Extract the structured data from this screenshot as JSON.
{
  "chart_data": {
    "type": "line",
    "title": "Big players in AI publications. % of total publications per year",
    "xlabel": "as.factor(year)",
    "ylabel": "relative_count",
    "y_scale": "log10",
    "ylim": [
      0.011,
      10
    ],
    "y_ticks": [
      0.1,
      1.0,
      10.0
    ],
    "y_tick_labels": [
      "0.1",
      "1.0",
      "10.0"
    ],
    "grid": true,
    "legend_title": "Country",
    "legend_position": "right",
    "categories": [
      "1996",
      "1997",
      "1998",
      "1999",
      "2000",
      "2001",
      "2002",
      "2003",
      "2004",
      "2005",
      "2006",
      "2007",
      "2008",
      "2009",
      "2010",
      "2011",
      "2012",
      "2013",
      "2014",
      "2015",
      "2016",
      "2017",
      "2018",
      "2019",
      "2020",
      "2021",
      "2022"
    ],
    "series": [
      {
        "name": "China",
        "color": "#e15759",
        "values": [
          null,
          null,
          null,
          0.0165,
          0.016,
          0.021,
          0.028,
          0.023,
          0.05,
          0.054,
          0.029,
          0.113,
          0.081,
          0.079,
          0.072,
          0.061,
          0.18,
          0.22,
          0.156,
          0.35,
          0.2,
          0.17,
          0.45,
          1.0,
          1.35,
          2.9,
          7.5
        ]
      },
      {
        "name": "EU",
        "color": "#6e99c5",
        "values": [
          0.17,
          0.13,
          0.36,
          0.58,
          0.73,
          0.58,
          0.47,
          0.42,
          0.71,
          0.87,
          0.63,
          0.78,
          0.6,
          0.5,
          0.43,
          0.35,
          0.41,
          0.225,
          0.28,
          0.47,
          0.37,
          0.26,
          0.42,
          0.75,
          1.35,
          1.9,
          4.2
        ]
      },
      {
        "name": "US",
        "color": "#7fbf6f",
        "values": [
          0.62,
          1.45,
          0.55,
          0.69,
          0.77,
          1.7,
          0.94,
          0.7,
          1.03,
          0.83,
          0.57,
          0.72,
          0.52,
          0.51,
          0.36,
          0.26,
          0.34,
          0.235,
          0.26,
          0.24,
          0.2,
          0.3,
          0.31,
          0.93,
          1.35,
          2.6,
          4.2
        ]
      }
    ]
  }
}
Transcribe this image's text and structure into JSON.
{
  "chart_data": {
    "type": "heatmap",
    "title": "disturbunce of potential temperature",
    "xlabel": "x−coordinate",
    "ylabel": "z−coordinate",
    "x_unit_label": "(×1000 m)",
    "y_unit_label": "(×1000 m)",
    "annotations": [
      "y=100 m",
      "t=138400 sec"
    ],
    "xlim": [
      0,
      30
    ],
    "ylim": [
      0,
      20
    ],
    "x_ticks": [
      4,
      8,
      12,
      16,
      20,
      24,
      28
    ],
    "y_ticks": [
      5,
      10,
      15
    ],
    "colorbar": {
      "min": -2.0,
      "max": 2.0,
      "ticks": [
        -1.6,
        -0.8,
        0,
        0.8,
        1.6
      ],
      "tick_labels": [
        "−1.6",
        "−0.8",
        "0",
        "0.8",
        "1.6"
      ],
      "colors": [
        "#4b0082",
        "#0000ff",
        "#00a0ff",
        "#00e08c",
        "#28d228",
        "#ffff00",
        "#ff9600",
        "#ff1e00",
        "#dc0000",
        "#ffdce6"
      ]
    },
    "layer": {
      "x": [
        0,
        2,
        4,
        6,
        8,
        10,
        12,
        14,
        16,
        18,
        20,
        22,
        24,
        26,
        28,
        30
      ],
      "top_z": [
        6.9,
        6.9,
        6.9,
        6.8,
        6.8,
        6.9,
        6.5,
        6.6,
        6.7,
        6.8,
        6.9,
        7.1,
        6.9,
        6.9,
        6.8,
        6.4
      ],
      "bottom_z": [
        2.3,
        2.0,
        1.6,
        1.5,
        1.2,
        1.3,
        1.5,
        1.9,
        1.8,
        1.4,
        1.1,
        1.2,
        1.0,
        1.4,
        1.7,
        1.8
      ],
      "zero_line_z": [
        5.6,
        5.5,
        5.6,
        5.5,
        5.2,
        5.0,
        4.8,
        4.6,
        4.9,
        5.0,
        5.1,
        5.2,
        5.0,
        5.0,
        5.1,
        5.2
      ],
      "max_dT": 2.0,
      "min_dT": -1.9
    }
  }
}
::::::::
Your task is to print all of the records exactly.

• RESULT FOR THIS EXERCISE:
Extract the structured data from this screenshot as JSON.
{
  "chart_data": {
    "type": "line",
    "title": "Big players in AI publications. % of total publications per year",
    "xlabel": "as.factor(year)",
    "ylabel": "relative_count",
    "y_scale": "log10",
    "ylim": [
      0.011,
      10
    ],
    "y_ticks": [
      0.1,
      1.0,
      10.0
    ],
    "y_tick_labels": [
      "0.1",
      "1.0",
      "10.0"
    ],
    "grid": true,
    "legend_title": "Country",
    "legend_position": "right",
    "categories": [
      "1996",
      "1997",
      "1998",
      "1999",
      "2000",
      "2001",
      "2002",
      "2003",
      "2004",
      "2005",
      "2006",
      "2007",
      "2008",
      "2009",
      "2010",
      "2011",
      "2012",
      "2013",
      "2014",
      "2015",
      "2016",
      "2017",
      "2018",
      "2019",
      "2020",
      "2021",
      "2022"
    ],
    "series": [
      {
        "name": "China",
        "color": "#e15759",
        "values": [
          null,
          null,
          null,
          0.0165,
          0.016,
          0.021,
          0.028,
          0.023,
          0.05,
          0.054,
          0.029,
          0.113,
          0.081,
          0.079,
          0.072,
          0.061,
          0.18,
          0.22,
          0.156,
          0.35,
          0.2,
          0.17,
          0.45,
          1.0,
          1.35,
          2.9,
          7.5
        ]
      },
      {
        "name": "EU",
        "color": "#6e99c5",
        "values": [
          0.17,
          0.13,
          0.36,
          0.58,
          0.73,
          0.58,
          0.47,
          0.42,
          0.71,
          0.87,
          0.63,
          0.78,
          0.6,
          0.5,
          0.43,
          0.35,
          0.41,
          0.225,
          0.28,
          0.47,
          0.37,
          0.26,
          0.42,
          0.75,
          1.35,
          1.9,
          4.2
        ]
      },
      {
        "name": "US",
        "color": "#7fbf6f",
        "values": [
          0.62,
          1.45,
          0.55,
          0.69,
          0.77,
          1.7,
          0.94,
          0.7,
          1.03,
          0.83,
          0.57,
          0.72,
          0.52,
          0.51,
          0.36,
          0.26,
          0.34,
          0.235,
          0.26,
          0.24,
          0.2,
          0.3,
          0.31,
          0.93,
          1.35,
          2.6,
          4.2
        ]
      }
    ]
  }
}
Transcribe this image's text and structure into JSON.
{
  "chart_data": {
    "type": "heatmap",
    "title": "disturbunce of potential temperature",
    "xlabel": "x−coordinate",
    "ylabel": "z−coordinate",
    "x_unit_label": "(×1000 m)",
    "y_unit_label": "(×1000 m)",
    "annotations": [
      "y=100 m",
      "t=138400 sec"
    ],
    "xlim": [
      0,
      30
    ],
    "ylim": [
      0,
      20
    ],
    "x_ticks": [
      4,
      8,
      12,
      16,
      20,
      24,
      28
    ],
    "y_ticks": [
      5,
      10,
      15
    ],
    "colorbar": {
      "min": -2.0,
      "max": 2.0,
      "ticks": [
        -1.6,
        -0.8,
        0,
        0.8,
        1.6
      ],
      "tick_labels": [
        "−1.6",
        "−0.8",
        "0",
        "0.8",
        "1.6"
      ],
      "colors": [
        "#4b0082",
        "#0000ff",
        "#00a0ff",
        "#00e08c",
        "#28d228",
        "#ffff00",
        "#ff9600",
        "#ff1e00",
        "#dc0000",
        "#ffdce6"
      ]
    },
    "layer": {
      "x": [
        0,
        2,
        4,
        6,
        8,
        10,
        12,
        14,
        16,
        18,
        20,
        22,
        24,
        26,
        28,
        30
      ],
      "top_z": [
        6.9,
        6.9,
        6.9,
        6.8,
        6.8,
        6.9,
        6.5,
        6.6,
        6.7,
        6.8,
        6.9,
        7.1,
        6.9,
        6.9,
        6.8,
        6.4
      ],
      "bottom_z": [
        2.3,
        2.0,
        1.6,
        1.5,
        1.2,
        1.3,
        1.5,
        1.9,
        1.8,
        1.4,
        1.1,
        1.2,
        1.0,
        1.4,
        1.7,
        1.8
      ],
      "zero_line_z": [
        5.6,
        5.5,
        5.6,
        5.5,
        5.2,
        5.0,
        4.8,
        4.6,
        4.9,
        5.0,
        5.1,
        5.2,
        5.0,
        5.0,
        5.1,
        5.2
      ],
      "max_dT": 2.0,
      "min_dT": -1.9
    }
  }
}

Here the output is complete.